__TASK INSTRUCTIONS__
In this exercise, reproduce all the entries that follow exactly.

— START OF WORKING DATA —

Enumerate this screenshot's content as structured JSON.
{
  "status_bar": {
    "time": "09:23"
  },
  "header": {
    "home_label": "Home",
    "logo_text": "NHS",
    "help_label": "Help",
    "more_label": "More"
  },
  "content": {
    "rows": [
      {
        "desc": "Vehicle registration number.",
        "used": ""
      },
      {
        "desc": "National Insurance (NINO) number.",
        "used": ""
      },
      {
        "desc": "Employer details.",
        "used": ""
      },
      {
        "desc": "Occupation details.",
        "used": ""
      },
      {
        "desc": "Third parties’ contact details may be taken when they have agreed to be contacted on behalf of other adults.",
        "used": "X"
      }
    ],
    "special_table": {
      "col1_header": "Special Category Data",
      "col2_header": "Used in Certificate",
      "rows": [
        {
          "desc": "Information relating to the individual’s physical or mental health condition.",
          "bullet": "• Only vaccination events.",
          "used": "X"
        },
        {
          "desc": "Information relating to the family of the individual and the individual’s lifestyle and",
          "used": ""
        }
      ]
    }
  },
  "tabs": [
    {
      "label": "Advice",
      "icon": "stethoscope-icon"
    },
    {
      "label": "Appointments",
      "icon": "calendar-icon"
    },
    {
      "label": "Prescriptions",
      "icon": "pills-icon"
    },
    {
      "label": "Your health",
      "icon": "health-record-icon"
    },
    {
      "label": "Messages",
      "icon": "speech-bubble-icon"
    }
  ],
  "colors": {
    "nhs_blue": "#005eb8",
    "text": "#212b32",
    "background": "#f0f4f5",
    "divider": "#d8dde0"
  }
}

— END OF WORKING DATA —

__EXERCISE OUTPUT__
Enumerate this screenshot's content as structured JSON.
{
  "status_bar": {
    "time": "09:23"
  },
  "header": {
    "home_label": "Home",
    "logo_text": "NHS",
    "help_label": "Help",
    "more_label": "More"
  },
  "content": {
    "rows": [
      {
        "desc": "Vehicle registration number.",
        "used": ""
      },
      {
        "desc": "National Insurance (NINO) number.",
        "used": ""
      },
      {
        "desc": "Employer details.",
        "used": ""
      },
      {
        "desc": "Occupation details.",
        "used": ""
      },
      {
        "desc": "Third parties’ contact details may be taken when they have agreed to be contacted on behalf of other adults.",
        "used": "X"
      }
    ],
    "special_table": {
      "col1_header": "Special Category Data",
      "col2_header": "Used in Certificate",
      "rows": [
        {
          "desc": "Information relating to the individual’s physical or mental health condition.",
          "bullet": "• Only vaccination events.",
          "used": "X"
        },
        {
          "desc": "Information relating to the family of the individual and the individual’s lifestyle and",
          "used": ""
        }
      ]
    }
  },
  "tabs": [
    {
      "label": "Advice",
      "icon": "stethoscope-icon"
    },
    {
      "label": "Appointments",
      "icon": "calendar-icon"
    },
    {
      "label": "Prescriptions",
      "icon": "pills-icon"
    },
    {
      "label": "Your health",
      "icon": "health-record-icon"
    },
    {
      "label": "Messages",
      "icon": "speech-bubble-icon"
    }
  ],
  "colors": {
    "nhs_blue": "#005eb8",
    "text": "#212b32",
    "background": "#f0f4f5",
    "divider": "#d8dde0"
  }
}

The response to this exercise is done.